▶ **WRITTEN REQUEST**: Give the entries again exactly, every one of them.

— start —

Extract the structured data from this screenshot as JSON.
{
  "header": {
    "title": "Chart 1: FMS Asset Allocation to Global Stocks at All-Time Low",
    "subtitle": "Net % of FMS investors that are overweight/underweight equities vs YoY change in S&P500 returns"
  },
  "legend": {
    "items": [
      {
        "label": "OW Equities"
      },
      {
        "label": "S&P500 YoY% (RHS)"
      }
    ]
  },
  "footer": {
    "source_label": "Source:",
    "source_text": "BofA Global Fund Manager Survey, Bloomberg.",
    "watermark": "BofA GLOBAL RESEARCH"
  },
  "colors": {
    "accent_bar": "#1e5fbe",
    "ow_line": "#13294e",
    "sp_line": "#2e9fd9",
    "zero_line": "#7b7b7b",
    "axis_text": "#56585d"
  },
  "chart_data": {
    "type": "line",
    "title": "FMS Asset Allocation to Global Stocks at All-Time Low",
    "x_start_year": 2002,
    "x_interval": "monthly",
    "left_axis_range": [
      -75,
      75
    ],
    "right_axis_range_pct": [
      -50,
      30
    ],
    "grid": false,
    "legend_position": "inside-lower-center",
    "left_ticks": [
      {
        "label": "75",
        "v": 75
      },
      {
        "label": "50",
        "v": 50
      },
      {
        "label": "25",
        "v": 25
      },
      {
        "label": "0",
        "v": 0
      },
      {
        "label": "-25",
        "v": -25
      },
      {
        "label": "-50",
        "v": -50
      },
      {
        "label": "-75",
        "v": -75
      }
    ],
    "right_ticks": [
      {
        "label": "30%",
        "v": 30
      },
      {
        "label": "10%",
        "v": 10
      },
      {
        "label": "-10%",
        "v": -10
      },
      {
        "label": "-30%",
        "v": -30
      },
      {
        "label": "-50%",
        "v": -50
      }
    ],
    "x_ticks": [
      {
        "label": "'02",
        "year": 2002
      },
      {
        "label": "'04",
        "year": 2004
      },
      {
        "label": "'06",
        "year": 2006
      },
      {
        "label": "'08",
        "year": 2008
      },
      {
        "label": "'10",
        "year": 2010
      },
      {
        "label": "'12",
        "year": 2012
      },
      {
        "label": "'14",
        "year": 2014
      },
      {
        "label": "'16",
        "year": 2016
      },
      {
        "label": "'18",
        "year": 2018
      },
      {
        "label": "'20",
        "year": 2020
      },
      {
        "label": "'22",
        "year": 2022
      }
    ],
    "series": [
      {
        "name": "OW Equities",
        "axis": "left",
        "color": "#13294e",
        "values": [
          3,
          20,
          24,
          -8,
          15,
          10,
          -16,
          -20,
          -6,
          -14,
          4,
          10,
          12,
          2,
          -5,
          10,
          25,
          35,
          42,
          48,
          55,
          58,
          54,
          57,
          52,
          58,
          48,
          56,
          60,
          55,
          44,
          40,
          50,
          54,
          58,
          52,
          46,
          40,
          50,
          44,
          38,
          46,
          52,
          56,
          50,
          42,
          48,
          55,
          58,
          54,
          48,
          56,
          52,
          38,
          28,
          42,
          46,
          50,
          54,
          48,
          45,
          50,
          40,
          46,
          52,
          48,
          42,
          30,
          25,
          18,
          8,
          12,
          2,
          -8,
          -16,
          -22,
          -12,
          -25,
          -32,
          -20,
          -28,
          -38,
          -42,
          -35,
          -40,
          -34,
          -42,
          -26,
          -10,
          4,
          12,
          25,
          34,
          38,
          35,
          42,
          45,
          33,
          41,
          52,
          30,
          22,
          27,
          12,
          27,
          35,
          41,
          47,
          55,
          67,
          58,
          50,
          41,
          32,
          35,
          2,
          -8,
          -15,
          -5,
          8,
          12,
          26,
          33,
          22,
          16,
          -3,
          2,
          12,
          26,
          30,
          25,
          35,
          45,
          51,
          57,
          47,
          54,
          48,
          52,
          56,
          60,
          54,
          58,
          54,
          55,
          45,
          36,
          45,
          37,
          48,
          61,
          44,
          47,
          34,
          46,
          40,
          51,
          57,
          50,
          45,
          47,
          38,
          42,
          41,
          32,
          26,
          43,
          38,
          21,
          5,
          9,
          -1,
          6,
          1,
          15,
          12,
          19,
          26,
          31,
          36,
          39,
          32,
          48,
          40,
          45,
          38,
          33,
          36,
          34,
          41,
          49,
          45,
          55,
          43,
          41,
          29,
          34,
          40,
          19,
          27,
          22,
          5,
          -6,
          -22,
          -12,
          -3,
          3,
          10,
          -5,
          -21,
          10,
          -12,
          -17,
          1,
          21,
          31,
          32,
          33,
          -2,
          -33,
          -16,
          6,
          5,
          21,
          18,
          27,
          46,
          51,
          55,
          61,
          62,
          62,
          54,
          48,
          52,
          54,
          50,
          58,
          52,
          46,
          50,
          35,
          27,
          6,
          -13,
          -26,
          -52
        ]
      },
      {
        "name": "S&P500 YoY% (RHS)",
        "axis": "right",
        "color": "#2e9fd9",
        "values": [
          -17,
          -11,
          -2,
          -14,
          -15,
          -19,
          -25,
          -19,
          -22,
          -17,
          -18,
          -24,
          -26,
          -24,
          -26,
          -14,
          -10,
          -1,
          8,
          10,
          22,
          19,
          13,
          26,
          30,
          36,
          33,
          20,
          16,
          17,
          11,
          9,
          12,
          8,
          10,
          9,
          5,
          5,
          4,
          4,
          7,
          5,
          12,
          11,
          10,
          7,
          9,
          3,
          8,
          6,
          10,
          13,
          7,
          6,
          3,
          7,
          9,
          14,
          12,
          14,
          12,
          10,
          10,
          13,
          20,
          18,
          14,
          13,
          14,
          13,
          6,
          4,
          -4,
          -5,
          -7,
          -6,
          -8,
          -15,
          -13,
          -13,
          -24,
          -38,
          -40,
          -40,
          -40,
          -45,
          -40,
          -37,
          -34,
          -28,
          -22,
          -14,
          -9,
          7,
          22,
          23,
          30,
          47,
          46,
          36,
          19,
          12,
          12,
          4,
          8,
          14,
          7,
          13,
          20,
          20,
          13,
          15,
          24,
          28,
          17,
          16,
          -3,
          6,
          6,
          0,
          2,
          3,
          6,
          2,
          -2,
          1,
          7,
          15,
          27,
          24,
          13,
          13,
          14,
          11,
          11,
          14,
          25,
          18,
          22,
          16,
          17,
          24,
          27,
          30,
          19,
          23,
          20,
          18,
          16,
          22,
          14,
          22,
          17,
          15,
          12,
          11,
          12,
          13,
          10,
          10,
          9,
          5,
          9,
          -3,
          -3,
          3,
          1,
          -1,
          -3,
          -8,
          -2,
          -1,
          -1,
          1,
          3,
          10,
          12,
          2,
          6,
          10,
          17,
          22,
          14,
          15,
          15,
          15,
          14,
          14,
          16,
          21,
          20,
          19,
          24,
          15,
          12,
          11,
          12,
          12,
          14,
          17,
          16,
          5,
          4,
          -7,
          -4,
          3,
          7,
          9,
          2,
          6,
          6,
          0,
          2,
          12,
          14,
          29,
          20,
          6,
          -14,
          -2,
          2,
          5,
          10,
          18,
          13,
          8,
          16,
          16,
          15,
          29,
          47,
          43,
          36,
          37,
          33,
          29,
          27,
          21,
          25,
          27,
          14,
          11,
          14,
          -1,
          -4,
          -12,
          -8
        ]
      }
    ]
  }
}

— end —

▶ **RESPONSE TO THE TASK**:
Extract the structured data from this screenshot as JSON.
{
  "header": {
    "title": "Chart 1: FMS Asset Allocation to Global Stocks at All-Time Low",
    "subtitle": "Net % of FMS investors that are overweight/underweight equities vs YoY change in S&P500 returns"
  },
  "legend": {
    "items": [
      {
        "label": "OW Equities"
      },
      {
        "label": "S&P500 YoY% (RHS)"
      }
    ]
  },
  "footer": {
    "source_label": "Source:",
    "source_text": "BofA Global Fund Manager Survey, Bloomberg.",
    "watermark": "BofA GLOBAL RESEARCH"
  },
  "colors": {
    "accent_bar": "#1e5fbe",
    "ow_line": "#13294e",
    "sp_line": "#2e9fd9",
    "zero_line": "#7b7b7b",
    "axis_text": "#56585d"
  },
  "chart_data": {
    "type": "line",
    "title": "FMS Asset Allocation to Global Stocks at All-Time Low",
    "x_start_year": 2002,
    "x_interval": "monthly",
    "left_axis_range": [
      -75,
      75
    ],
    "right_axis_range_pct": [
      -50,
      30
    ],
    "grid": false,
    "legend_position": "inside-lower-center",
    "left_ticks": [
      {
        "label": "75",
        "v": 75
      },
      {
        "label": "50",
        "v": 50
      },
      {
        "label": "25",
        "v": 25
      },
      {
        "label": "0",
        "v": 0
      },
      {
        "label": "-25",
        "v": -25
      },
      {
        "label": "-50",
        "v": -50
      },
      {
        "label": "-75",
        "v": -75
      }
    ],
    "right_ticks": [
      {
        "label": "30%",
        "v": 30
      },
      {
        "label": "10%",
        "v": 10
      },
      {
        "label": "-10%",
        "v": -10
      },
      {
        "label": "-30%",
        "v": -30
      },
      {
        "label": "-50%",
        "v": -50
      }
    ],
    "x_ticks": [
      {
        "label": "'02",
        "year": 2002
      },
      {
        "label": "'04",
        "year": 2004
      },
      {
        "label": "'06",
        "year": 2006
      },
      {
        "label": "'08",
        "year": 2008
      },
      {
        "label": "'10",
        "year": 2010
      },
      {
        "label": "'12",
        "year": 2012
      },
      {
        "label": "'14",
        "year": 2014
      },
      {
        "label": "'16",
        "year": 2016
      },
      {
        "label": "'18",
        "year": 2018
      },
      {
        "label": "'20",
        "year": 2020
      },
      {
        "label": "'22",
        "year": 2022
      }
    ],
    "series": [
      {
        "name": "OW Equities",
        "axis": "left",
        "color": "#13294e",
        "values": [
          3,
          20,
          24,
          -8,
          15,
          10,
          -16,
          -20,
          -6,
          -14,
          4,
          10,
          12,
          2,
          -5,
          10,
          25,
          35,
          42,
          48,
          55,
          58,
          54,
          57,
          52,
          58,
          48,
          56,
          60,
          55,
          44,
          40,
          50,
          54,
          58,
          52,
          46,
          40,
          50,
          44,
          38,
          46,
          52,
          56,
          50,
          42,
          48,
          55,
          58,
          54,
          48,
          56,
          52,
          38,
          28,
          42,
          46,
          50,
          54,
          48,
          45,
          50,
          40,
          46,
          52,
          48,
          42,
          30,
          25,
          18,
          8,
          12,
          2,
          -8,
          -16,
          -22,
          -12,
          -25,
          -32,
          -20,
          -28,
          -38,
          -42,
          -35,
          -40,
          -34,
          -42,
          -26,
          -10,
          4,
          12,
          25,
          34,
          38,
          35,
          42,
          45,
          33,
          41,
          52,
          30,
          22,
          27,
          12,
          27,
          35,
          41,
          47,
          55,
          67,
          58,
          50,
          41,
          32,
          35,
          2,
          -8,
          -15,
          -5,
          8,
          12,
          26,
          33,
          22,
          16,
          -3,
          2,
          12,
          26,
          30,
          25,
          35,
          45,
          51,
          57,
          47,
          54,
          48,
          52,
          56,
          60,
          54,
          58,
          54,
          55,
          45,
          36,
          45,
          37,
          48,
          61,
          44,
          47,
          34,
          46,
          40,
          51,
          57,
          50,
          45,
          47,
          38,
          42,
          41,
          32,
          26,
          43,
          38,
          21,
          5,
          9,
          -1,
          6,
          1,
          15,
          12,
          19,
          26,
          31,
          36,
          39,
          32,
          48,
          40,
          45,
          38,
          33,
          36,
          34,
          41,
          49,
          45,
          55,
          43,
          41,
          29,
          34,
          40,
          19,
          27,
          22,
          5,
          -6,
          -22,
          -12,
          -3,
          3,
          10,
          -5,
          -21,
          10,
          -12,
          -17,
          1,
          21,
          31,
          32,
          33,
          -2,
          -33,
          -16,
          6,
          5,
          21,
          18,
          27,
          46,
          51,
          55,
          61,
          62,
          62,
          54,
          48,
          52,
          54,
          50,
          58,
          52,
          46,
          50,
          35,
          27,
          6,
          -13,
          -26,
          -52
        ]
      },
      {
        "name": "S&P500 YoY% (RHS)",
        "axis": "right",
        "color": "#2e9fd9",
        "values": [
          -17,
          -11,
          -2,
          -14,
          -15,
          -19,
          -25,
          -19,
          -22,
          -17,
          -18,
          -24,
          -26,
          -24,
          -26,
          -14,
          -10,
          -1,
          8,
          10,
          22,
          19,
          13,
          26,
          30,
          36,
          33,
          20,
          16,
          17,
          11,
          9,
          12,
          8,
          10,
          9,
          5,
          5,
          4,
          4,
          7,
          5,
          12,
          11,
          10,
          7,
          9,
          3,
          8,
          6,
          10,
          13,
          7,
          6,
          3,
          7,
          9,
          14,
          12,
          14,
          12,
          10,
          10,
          13,
          20,
          18,
          14,
          13,
          14,
          13,
          6,
          4,
          -4,
          -5,
          -7,
          -6,
          -8,
          -15,
          -13,
          -13,
          -24,
          -38,
          -40,
          -40,
          -40,
          -45,
          -40,
          -37,
          -34,
          -28,
          -22,
          -14,
          -9,
          7,
          22,
          23,
          30,
          47,
          46,
          36,
          19,
          12,
          12,
          4,
          8,
          14,
          7,
          13,
          20,
          20,
          13,
          15,
          24,
          28,
          17,
          16,
          -3,
          6,
          6,
          0,
          2,
          3,
          6,
          2,
          -2,
          1,
          7,
          15,
          27,
          24,
          13,
          13,
          14,
          11,
          11,
          14,
          25,
          18,
          22,
          16,
          17,
          24,
          27,
          30,
          19,
          23,
          20,
          18,
          16,
          22,
          14,
          22,
          17,
          15,
          12,
          11,
          12,
          13,
          10,
          10,
          9,
          5,
          9,
          -3,
          -3,
          3,
          1,
          -1,
          -3,
          -8,
          -2,
          -1,
          -1,
          1,
          3,
          10,
          12,
          2,
          6,
          10,
          17,
          22,
          14,
          15,
          15,
          15,
          14,
          14,
          16,
          21,
          20,
          19,
          24,
          15,
          12,
          11,
          12,
          12,
          14,
          17,
          16,
          5,
          4,
          -7,
          -4,
          3,
          7,
          9,
          2,
          6,
          6,
          0,
          2,
          12,
          14,
          29,
          20,
          6,
          -14,
          -2,
          2,
          5,
          10,
          18,
          13,
          8,
          16,
          16,
          15,
          29,
          47,
          43,
          36,
          37,
          33,
          29,
          27,
          21,
          25,
          27,
          14,
          11,
          14,
          -1,
          -4,
          -12,
          -8
        ]
      }
    ]
  }
}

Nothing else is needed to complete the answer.